**What is asked**. Look for "noivo" in each line of the entries, and return the matching lines.

[Stored items]
════
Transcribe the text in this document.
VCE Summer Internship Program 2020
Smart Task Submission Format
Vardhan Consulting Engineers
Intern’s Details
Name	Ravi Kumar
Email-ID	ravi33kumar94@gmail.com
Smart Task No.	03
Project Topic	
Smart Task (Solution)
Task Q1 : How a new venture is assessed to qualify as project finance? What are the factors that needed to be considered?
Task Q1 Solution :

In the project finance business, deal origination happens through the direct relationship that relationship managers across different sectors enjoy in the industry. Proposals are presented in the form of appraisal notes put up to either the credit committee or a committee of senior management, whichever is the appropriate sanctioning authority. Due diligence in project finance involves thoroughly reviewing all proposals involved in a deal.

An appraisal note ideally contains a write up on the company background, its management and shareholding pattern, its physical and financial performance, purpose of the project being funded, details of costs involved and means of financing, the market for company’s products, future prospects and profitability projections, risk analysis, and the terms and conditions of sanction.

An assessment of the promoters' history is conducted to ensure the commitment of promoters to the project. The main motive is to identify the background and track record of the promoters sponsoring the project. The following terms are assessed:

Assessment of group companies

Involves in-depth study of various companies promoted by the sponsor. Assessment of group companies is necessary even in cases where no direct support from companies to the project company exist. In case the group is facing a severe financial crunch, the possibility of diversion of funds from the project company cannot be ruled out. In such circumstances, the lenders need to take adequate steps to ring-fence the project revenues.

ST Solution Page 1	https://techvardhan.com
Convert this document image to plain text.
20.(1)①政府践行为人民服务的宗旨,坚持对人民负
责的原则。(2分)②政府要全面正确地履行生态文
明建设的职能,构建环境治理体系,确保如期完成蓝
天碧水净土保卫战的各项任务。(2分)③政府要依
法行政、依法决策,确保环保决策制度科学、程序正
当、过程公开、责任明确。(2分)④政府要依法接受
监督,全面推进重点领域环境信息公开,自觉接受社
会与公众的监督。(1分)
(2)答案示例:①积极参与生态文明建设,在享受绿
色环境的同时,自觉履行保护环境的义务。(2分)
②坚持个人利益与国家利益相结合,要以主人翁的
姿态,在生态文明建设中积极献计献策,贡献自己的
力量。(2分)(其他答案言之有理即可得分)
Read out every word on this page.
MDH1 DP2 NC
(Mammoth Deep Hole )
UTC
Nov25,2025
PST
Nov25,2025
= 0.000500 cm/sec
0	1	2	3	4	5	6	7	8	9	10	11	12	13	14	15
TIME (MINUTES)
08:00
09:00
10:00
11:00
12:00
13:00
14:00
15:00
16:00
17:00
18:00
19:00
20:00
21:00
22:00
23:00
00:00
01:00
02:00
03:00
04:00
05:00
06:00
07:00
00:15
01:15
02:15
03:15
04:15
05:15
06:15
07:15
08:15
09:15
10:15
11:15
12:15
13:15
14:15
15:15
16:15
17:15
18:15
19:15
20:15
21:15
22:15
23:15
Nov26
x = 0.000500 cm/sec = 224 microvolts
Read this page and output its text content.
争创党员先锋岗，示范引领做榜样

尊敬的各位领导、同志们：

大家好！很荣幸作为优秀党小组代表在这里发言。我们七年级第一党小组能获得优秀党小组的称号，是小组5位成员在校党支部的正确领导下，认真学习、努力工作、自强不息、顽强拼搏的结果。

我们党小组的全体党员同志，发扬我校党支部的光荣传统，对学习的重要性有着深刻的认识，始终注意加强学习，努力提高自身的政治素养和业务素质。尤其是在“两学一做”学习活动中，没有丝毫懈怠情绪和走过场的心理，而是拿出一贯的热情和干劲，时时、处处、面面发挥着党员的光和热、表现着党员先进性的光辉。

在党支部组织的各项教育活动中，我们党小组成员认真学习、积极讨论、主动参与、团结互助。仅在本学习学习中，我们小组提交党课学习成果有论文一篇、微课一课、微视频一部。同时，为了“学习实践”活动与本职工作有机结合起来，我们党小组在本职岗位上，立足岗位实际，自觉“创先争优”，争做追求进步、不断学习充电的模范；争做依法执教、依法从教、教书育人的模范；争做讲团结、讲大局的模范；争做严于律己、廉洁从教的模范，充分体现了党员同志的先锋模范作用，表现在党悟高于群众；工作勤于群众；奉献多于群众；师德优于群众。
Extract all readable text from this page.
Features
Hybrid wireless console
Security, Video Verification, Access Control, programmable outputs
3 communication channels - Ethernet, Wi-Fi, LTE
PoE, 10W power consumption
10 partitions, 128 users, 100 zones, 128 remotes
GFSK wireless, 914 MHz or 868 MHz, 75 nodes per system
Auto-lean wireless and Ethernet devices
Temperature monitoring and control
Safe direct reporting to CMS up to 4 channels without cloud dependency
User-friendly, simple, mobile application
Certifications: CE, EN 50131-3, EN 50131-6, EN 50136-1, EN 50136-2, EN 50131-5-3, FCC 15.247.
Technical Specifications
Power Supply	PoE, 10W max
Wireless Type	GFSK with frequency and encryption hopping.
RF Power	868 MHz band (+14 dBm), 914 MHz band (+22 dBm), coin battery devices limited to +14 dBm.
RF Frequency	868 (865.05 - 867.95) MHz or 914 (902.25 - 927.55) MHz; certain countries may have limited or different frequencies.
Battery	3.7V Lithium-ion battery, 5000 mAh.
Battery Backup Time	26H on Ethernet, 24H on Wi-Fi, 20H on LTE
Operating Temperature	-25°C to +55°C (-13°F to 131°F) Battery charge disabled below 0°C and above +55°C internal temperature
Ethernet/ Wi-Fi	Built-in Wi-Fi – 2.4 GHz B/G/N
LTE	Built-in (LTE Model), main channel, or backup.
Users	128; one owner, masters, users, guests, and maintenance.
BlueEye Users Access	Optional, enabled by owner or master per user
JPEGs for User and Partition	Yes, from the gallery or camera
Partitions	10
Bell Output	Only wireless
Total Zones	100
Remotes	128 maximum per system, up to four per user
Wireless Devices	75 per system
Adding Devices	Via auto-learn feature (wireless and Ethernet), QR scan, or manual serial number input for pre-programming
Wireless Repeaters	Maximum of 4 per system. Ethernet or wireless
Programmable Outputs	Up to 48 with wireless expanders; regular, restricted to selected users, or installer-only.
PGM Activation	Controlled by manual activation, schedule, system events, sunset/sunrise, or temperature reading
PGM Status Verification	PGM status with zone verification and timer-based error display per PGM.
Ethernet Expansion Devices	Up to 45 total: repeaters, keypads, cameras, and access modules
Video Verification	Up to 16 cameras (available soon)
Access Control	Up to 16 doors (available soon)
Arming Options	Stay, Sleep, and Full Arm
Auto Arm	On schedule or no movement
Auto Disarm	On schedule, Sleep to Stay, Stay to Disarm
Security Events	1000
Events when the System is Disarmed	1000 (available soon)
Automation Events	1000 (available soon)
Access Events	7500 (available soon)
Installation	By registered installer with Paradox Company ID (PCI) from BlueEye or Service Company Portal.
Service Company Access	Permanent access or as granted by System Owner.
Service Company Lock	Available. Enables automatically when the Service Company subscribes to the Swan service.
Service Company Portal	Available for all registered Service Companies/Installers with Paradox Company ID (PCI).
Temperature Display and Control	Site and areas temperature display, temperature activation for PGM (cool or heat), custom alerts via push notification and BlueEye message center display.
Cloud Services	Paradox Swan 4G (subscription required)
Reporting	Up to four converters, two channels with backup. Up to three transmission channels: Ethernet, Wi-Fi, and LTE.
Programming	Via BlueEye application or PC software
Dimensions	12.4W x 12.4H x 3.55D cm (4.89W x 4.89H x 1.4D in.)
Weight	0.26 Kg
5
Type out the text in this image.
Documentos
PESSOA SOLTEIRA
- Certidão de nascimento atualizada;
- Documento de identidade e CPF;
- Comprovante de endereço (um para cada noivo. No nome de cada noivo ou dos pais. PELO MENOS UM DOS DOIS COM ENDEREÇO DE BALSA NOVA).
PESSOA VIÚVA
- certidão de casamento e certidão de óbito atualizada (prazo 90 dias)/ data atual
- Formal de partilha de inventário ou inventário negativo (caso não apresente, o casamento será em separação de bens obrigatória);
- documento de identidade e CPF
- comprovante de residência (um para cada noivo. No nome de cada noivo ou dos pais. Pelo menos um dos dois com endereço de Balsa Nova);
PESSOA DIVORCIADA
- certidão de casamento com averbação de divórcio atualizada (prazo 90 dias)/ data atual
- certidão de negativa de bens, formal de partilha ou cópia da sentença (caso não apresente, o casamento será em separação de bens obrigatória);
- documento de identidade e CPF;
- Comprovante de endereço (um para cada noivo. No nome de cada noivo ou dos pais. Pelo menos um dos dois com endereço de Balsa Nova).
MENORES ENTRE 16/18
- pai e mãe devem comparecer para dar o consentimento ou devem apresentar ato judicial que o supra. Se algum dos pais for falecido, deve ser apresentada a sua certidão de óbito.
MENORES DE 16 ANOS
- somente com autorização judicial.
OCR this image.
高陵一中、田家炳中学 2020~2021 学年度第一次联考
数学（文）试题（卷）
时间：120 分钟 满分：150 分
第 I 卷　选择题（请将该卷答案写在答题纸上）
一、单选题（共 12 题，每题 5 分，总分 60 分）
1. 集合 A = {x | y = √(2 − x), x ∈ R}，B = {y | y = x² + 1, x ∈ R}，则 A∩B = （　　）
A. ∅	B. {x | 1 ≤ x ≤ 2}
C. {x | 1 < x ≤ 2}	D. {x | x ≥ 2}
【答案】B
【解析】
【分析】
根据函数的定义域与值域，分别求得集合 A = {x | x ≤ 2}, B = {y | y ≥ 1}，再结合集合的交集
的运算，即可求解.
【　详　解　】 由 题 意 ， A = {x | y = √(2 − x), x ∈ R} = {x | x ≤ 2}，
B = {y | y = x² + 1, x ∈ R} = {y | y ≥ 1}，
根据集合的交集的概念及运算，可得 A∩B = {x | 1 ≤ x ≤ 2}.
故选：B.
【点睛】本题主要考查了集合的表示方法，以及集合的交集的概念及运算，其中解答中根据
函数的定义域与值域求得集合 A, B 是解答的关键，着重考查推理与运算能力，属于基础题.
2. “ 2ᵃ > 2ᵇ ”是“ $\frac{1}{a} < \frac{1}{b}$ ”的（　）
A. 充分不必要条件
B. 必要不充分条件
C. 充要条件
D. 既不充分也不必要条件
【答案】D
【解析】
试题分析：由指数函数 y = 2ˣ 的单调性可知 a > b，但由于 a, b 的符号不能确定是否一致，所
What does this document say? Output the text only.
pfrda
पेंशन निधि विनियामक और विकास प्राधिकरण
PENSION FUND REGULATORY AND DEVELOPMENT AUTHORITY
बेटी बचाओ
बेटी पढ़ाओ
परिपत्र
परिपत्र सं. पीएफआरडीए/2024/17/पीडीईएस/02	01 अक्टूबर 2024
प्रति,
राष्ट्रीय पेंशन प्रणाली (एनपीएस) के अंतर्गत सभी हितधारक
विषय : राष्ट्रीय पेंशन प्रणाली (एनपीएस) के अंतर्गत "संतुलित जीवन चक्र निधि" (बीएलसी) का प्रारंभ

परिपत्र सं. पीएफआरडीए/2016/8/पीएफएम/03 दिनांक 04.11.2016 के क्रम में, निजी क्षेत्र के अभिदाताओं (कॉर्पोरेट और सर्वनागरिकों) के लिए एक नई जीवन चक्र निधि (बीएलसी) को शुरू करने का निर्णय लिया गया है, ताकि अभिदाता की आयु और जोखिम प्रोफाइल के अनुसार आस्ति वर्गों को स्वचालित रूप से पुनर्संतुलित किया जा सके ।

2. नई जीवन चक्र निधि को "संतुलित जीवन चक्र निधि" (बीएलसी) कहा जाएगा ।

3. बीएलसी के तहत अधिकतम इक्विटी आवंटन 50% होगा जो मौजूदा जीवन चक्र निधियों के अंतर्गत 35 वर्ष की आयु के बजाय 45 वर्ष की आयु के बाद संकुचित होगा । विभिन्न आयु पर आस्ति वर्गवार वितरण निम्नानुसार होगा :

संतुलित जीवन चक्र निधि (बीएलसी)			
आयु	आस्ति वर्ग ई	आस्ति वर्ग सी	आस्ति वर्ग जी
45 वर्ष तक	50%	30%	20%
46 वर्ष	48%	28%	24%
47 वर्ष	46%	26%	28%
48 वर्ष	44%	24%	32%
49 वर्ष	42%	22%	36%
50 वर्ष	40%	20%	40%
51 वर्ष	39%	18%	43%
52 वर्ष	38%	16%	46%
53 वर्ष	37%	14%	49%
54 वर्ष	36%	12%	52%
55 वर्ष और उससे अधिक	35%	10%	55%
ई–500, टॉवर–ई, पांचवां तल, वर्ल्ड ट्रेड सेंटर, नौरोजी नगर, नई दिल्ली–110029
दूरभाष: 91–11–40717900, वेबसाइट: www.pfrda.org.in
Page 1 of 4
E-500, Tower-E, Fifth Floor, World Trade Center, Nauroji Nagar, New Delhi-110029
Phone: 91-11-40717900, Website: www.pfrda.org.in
════
**Response**.
- Comprovante de endereço (um para cada noivo. No nome de cada noivo ou dos pais. PELO MENOS UM DOS DOIS COM ENDEREÇO DE BALSA NOVA).
- comprovante de residência (um para cada noivo. No nome de cada noivo ou dos pais. Pelo menos um dos dois com endereço de Balsa Nova);
- Comprovante de endereço (um para cada noivo. No nome de cada noivo ou dos pais. Pelo menos um dos dois com endereço de Balsa Nova).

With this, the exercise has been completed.